◆ Problem to solve
Leave out the pictures and return every entry exactly as it appears.

(Entries with figure data)
⁂

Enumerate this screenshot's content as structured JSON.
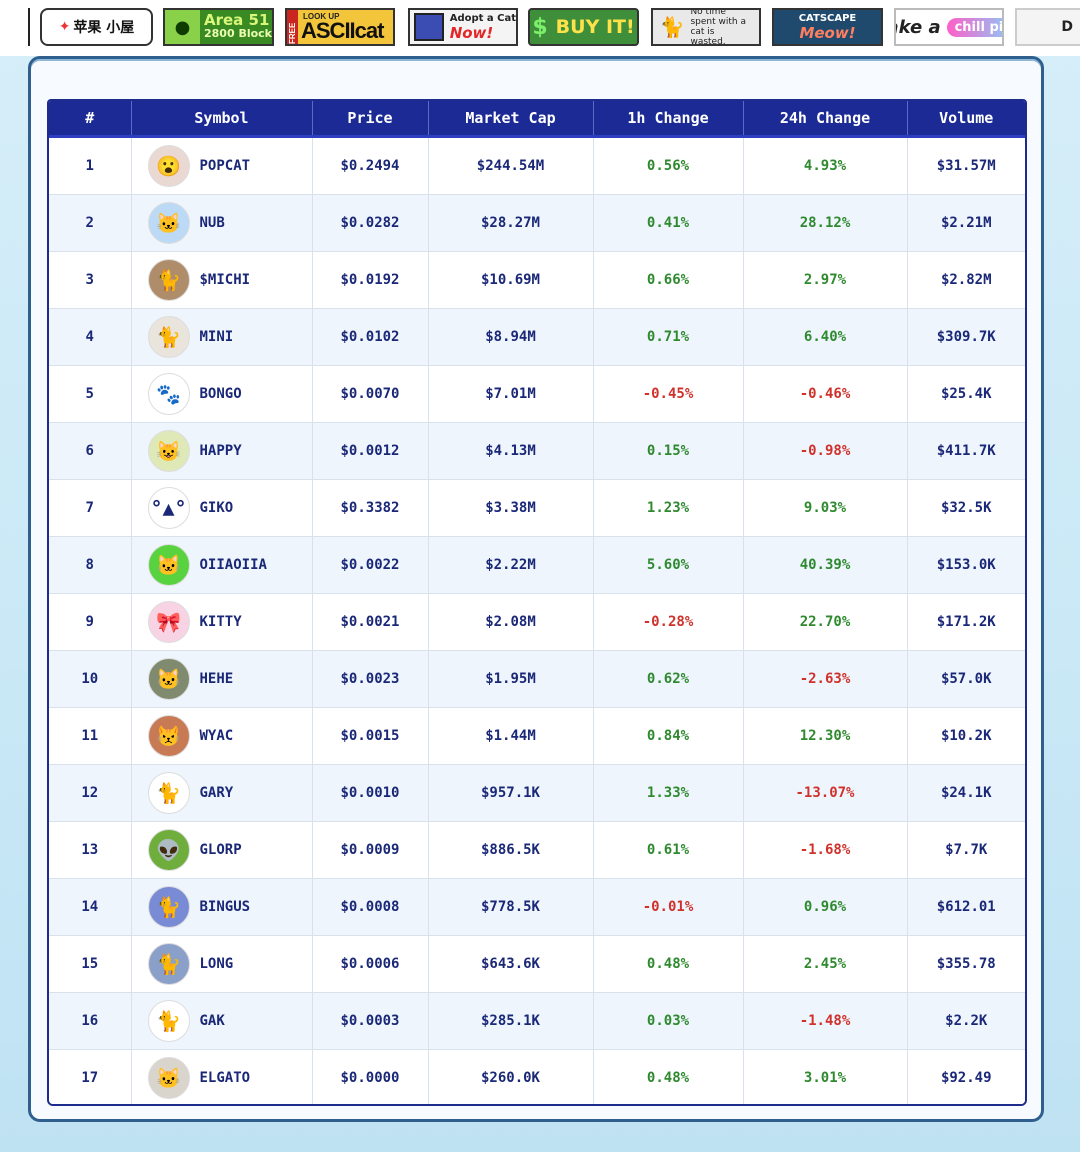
{
  "banners": [
    {
      "name": "banner-ringo-koya",
      "text": "苹果 小屋"
    },
    {
      "name": "banner-area51",
      "text": "Area 51",
      "sub": "2800 Block"
    },
    {
      "name": "banner-asciicat",
      "top": "LOOK UP",
      "text": "ASCIIcat",
      "side": "FREE"
    },
    {
      "name": "banner-adopt-cat",
      "text": "Adopt a Cat",
      "now": "Now!"
    },
    {
      "name": "banner-buy-it",
      "text": "BUY IT!"
    },
    {
      "name": "banner-no-time",
      "text": "No time spent with a cat is wasted."
    },
    {
      "name": "banner-catscape",
      "text": "CATSCAPE",
      "meow": "Meow!"
    },
    {
      "name": "banner-chill-pill",
      "text": "take a",
      "pill": "chill pill"
    },
    {
      "name": "banner-cut-off",
      "text": "D"
    }
  ],
  "table": {
    "headers": [
      "#",
      "Symbol",
      "Price",
      "Market Cap",
      "1h Change",
      "24h Change",
      "Volume"
    ],
    "rows": [
      {
        "rank": "1",
        "symbol": "POPCAT",
        "icon": "popcat-icon",
        "avatar_color": "#ead9d2",
        "glyph": "😮",
        "price": "$0.2494",
        "mcap": "$244.54M",
        "h1": "0.56%",
        "h24": "4.93%",
        "volume": "$31.57M"
      },
      {
        "rank": "2",
        "symbol": "NUB",
        "icon": "nub-icon",
        "avatar_color": "#bcd9f5",
        "glyph": "🐱",
        "price": "$0.0282",
        "mcap": "$28.27M",
        "h1": "0.41%",
        "h24": "28.12%",
        "volume": "$2.21M"
      },
      {
        "rank": "3",
        "symbol": "$MICHI",
        "icon": "michi-icon",
        "avatar_color": "#b08d6a",
        "glyph": "🐈",
        "price": "$0.0192",
        "mcap": "$10.69M",
        "h1": "0.66%",
        "h24": "2.97%",
        "volume": "$2.82M"
      },
      {
        "rank": "4",
        "symbol": "MINI",
        "icon": "mini-icon",
        "avatar_color": "#e9e4dc",
        "glyph": "🐈",
        "price": "$0.0102",
        "mcap": "$8.94M",
        "h1": "0.71%",
        "h24": "6.40%",
        "volume": "$309.7K"
      },
      {
        "rank": "5",
        "symbol": "BONGO",
        "icon": "bongo-icon",
        "avatar_color": "#ffffff",
        "glyph": "🐾",
        "price": "$0.0070",
        "mcap": "$7.01M",
        "h1": "-0.45%",
        "h24": "-0.46%",
        "volume": "$25.4K"
      },
      {
        "rank": "6",
        "symbol": "HAPPY",
        "icon": "happy-icon",
        "avatar_color": "#dfe9b8",
        "glyph": "😺",
        "price": "$0.0012",
        "mcap": "$4.13M",
        "h1": "0.15%",
        "h24": "-0.98%",
        "volume": "$411.7K"
      },
      {
        "rank": "7",
        "symbol": "GIKO",
        "icon": "giko-icon",
        "avatar_color": "#ffffff",
        "glyph": "°▲°",
        "price": "$0.3382",
        "mcap": "$3.38M",
        "h1": "1.23%",
        "h24": "9.03%",
        "volume": "$32.5K"
      },
      {
        "rank": "8",
        "symbol": "OIIAOIIA",
        "icon": "oiiaoiia-icon",
        "avatar_color": "#58d23f",
        "glyph": "🐱",
        "price": "$0.0022",
        "mcap": "$2.22M",
        "h1": "5.60%",
        "h24": "40.39%",
        "volume": "$153.0K"
      },
      {
        "rank": "9",
        "symbol": "KITTY",
        "icon": "kitty-icon",
        "avatar_color": "#f7d3e3",
        "glyph": "🎀",
        "price": "$0.0021",
        "mcap": "$2.08M",
        "h1": "-0.28%",
        "h24": "22.70%",
        "volume": "$171.2K"
      },
      {
        "rank": "10",
        "symbol": "HEHE",
        "icon": "hehe-icon",
        "avatar_color": "#7f8a6e",
        "glyph": "🐱",
        "price": "$0.0023",
        "mcap": "$1.95M",
        "h1": "0.62%",
        "h24": "-2.63%",
        "volume": "$57.0K"
      },
      {
        "rank": "11",
        "symbol": "WYAC",
        "icon": "wyac-icon",
        "avatar_color": "#c87a55",
        "glyph": "😾",
        "price": "$0.0015",
        "mcap": "$1.44M",
        "h1": "0.84%",
        "h24": "12.30%",
        "volume": "$10.2K"
      },
      {
        "rank": "12",
        "symbol": "GARY",
        "icon": "gary-icon",
        "avatar_color": "#ffffff",
        "glyph": "🐈",
        "price": "$0.0010",
        "mcap": "$957.1K",
        "h1": "1.33%",
        "h24": "-13.07%",
        "volume": "$24.1K"
      },
      {
        "rank": "13",
        "symbol": "GLORP",
        "icon": "glorp-icon",
        "avatar_color": "#6fae3c",
        "glyph": "👽",
        "price": "$0.0009",
        "mcap": "$886.5K",
        "h1": "0.61%",
        "h24": "-1.68%",
        "volume": "$7.7K"
      },
      {
        "rank": "14",
        "symbol": "BINGUS",
        "icon": "bingus-icon",
        "avatar_color": "#7a8bd6",
        "glyph": "🐈",
        "price": "$0.0008",
        "mcap": "$778.5K",
        "h1": "-0.01%",
        "h24": "0.96%",
        "volume": "$612.01"
      },
      {
        "rank": "15",
        "symbol": "LONG",
        "icon": "long-icon",
        "avatar_color": "#8aa0c8",
        "glyph": "🐈",
        "price": "$0.0006",
        "mcap": "$643.6K",
        "h1": "0.48%",
        "h24": "2.45%",
        "volume": "$355.78"
      },
      {
        "rank": "16",
        "symbol": "GAK",
        "icon": "gak-icon",
        "avatar_color": "#ffffff",
        "glyph": "🐈",
        "price": "$0.0003",
        "mcap": "$285.1K",
        "h1": "0.03%",
        "h24": "-1.48%",
        "volume": "$2.2K"
      },
      {
        "rank": "17",
        "symbol": "ELGATO",
        "icon": "elgato-icon",
        "avatar_color": "#d9d4cc",
        "glyph": "🐱",
        "price": "$0.0000",
        "mcap": "$260.0K",
        "h1": "0.48%",
        "h24": "3.01%",
        "volume": "$92.49"
      }
    ]
  },
  "colors": {
    "header_bg": "#1b2a94",
    "positive": "#2f8a2f",
    "negative": "#d0322b",
    "text": "#1a2877"
  }
}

⁂

◆ Expected answer
Enumerate this screenshot's content as structured JSON.
{
  "banners": [
    {
      "name": "banner-ringo-koya",
      "text": "苹果 小屋"
    },
    {
      "name": "banner-area51",
      "text": "Area 51",
      "sub": "2800 Block"
    },
    {
      "name": "banner-asciicat",
      "top": "LOOK UP",
      "text": "ASCIIcat",
      "side": "FREE"
    },
    {
      "name": "banner-adopt-cat",
      "text": "Adopt a Cat",
      "now": "Now!"
    },
    {
      "name": "banner-buy-it",
      "text": "BUY IT!"
    },
    {
      "name": "banner-no-time",
      "text": "No time spent with a cat is wasted."
    },
    {
      "name": "banner-catscape",
      "text": "CATSCAPE",
      "meow": "Meow!"
    },
    {
      "name": "banner-chill-pill",
      "text": "take a",
      "pill": "chill pill"
    },
    {
      "name": "banner-cut-off",
      "text": "D"
    }
  ],
  "table": {
    "headers": [
      "#",
      "Symbol",
      "Price",
      "Market Cap",
      "1h Change",
      "24h Change",
      "Volume"
    ],
    "rows": [
      {
        "rank": "1",
        "symbol": "POPCAT",
        "icon": "popcat-icon",
        "avatar_color": "#ead9d2",
        "glyph": "😮",
        "price": "$0.2494",
        "mcap": "$244.54M",
        "h1": "0.56%",
        "h24": "4.93%",
        "volume": "$31.57M"
      },
      {
        "rank": "2",
        "symbol": "NUB",
        "icon": "nub-icon",
        "avatar_color": "#bcd9f5",
        "glyph": "🐱",
        "price": "$0.0282",
        "mcap": "$28.27M",
        "h1": "0.41%",
        "h24": "28.12%",
        "volume": "$2.21M"
      },
      {
        "rank": "3",
        "symbol": "$MICHI",
        "icon": "michi-icon",
        "avatar_color": "#b08d6a",
        "glyph": "🐈",
        "price": "$0.0192",
        "mcap": "$10.69M",
        "h1": "0.66%",
        "h24": "2.97%",
        "volume": "$2.82M"
      },
      {
        "rank": "4",
        "symbol": "MINI",
        "icon": "mini-icon",
        "avatar_color": "#e9e4dc",
        "glyph": "🐈",
        "price": "$0.0102",
        "mcap": "$8.94M",
        "h1": "0.71%",
        "h24": "6.40%",
        "volume": "$309.7K"
      },
      {
        "rank": "5",
        "symbol": "BONGO",
        "icon": "bongo-icon",
        "avatar_color": "#ffffff",
        "glyph": "🐾",
        "price": "$0.0070",
        "mcap": "$7.01M",
        "h1": "-0.45%",
        "h24": "-0.46%",
        "volume": "$25.4K"
      },
      {
        "rank": "6",
        "symbol": "HAPPY",
        "icon": "happy-icon",
        "avatar_color": "#dfe9b8",
        "glyph": "😺",
        "price": "$0.0012",
        "mcap": "$4.13M",
        "h1": "0.15%",
        "h24": "-0.98%",
        "volume": "$411.7K"
      },
      {
        "rank": "7",
        "symbol": "GIKO",
        "icon": "giko-icon",
        "avatar_color": "#ffffff",
        "glyph": "°▲°",
        "price": "$0.3382",
        "mcap": "$3.38M",
        "h1": "1.23%",
        "h24": "9.03%",
        "volume": "$32.5K"
      },
      {
        "rank": "8",
        "symbol": "OIIAOIIA",
        "icon": "oiiaoiia-icon",
        "avatar_color": "#58d23f",
        "glyph": "🐱",
        "price": "$0.0022",
        "mcap": "$2.22M",
        "h1": "5.60%",
        "h24": "40.39%",
        "volume": "$153.0K"
      },
      {
        "rank": "9",
        "symbol": "KITTY",
        "icon": "kitty-icon",
        "avatar_color": "#f7d3e3",
        "glyph": "🎀",
        "price": "$0.0021",
        "mcap": "$2.08M",
        "h1": "-0.28%",
        "h24": "22.70%",
        "volume": "$171.2K"
      },
      {
        "rank": "10",
        "symbol": "HEHE",
        "icon": "hehe-icon",
        "avatar_color": "#7f8a6e",
        "glyph": "🐱",
        "price": "$0.0023",
        "mcap": "$1.95M",
        "h1": "0.62%",
        "h24": "-2.63%",
        "volume": "$57.0K"
      },
      {
        "rank": "11",
        "symbol": "WYAC",
        "icon": "wyac-icon",
        "avatar_color": "#c87a55",
        "glyph": "😾",
        "price": "$0.0015",
        "mcap": "$1.44M",
        "h1": "0.84%",
        "h24": "12.30%",
        "volume": "$10.2K"
      },
      {
        "rank": "12",
        "symbol": "GARY",
        "icon": "gary-icon",
        "avatar_color": "#ffffff",
        "glyph": "🐈",
        "price": "$0.0010",
        "mcap": "$957.1K",
        "h1": "1.33%",
        "h24": "-13.07%",
        "volume": "$24.1K"
      },
      {
        "rank": "13",
        "symbol": "GLORP",
        "icon": "glorp-icon",
        "avatar_color": "#6fae3c",
        "glyph": "👽",
        "price": "$0.0009",
        "mcap": "$886.5K",
        "h1": "0.61%",
        "h24": "-1.68%",
        "volume": "$7.7K"
      },
      {
        "rank": "14",
        "symbol": "BINGUS",
        "icon": "bingus-icon",
        "avatar_color": "#7a8bd6",
        "glyph": "🐈",
        "price": "$0.0008",
        "mcap": "$778.5K",
        "h1": "-0.01%",
        "h24": "0.96%",
        "volume": "$612.01"
      },
      {
        "rank": "15",
        "symbol": "LONG",
        "icon": "long-icon",
        "avatar_color": "#8aa0c8",
        "glyph": "🐈",
        "price": "$0.0006",
        "mcap": "$643.6K",
        "h1": "0.48%",
        "h24": "2.45%",
        "volume": "$355.78"
      },
      {
        "rank": "16",
        "symbol": "GAK",
        "icon": "gak-icon",
        "avatar_color": "#ffffff",
        "glyph": "🐈",
        "price": "$0.0003",
        "mcap": "$285.1K",
        "h1": "0.03%",
        "h24": "-1.48%",
        "volume": "$2.2K"
      },
      {
        "rank": "17",
        "symbol": "ELGATO",
        "icon": "elgato-icon",
        "avatar_color": "#d9d4cc",
        "glyph": "🐱",
        "price": "$0.0000",
        "mcap": "$260.0K",
        "h1": "0.48%",
        "h24": "3.01%",
        "volume": "$92.49"
      }
    ]
  },
  "colors": {
    "header_bg": "#1b2a94",
    "positive": "#2f8a2f",
    "negative": "#d0322b",
    "text": "#1a2877"
  }
}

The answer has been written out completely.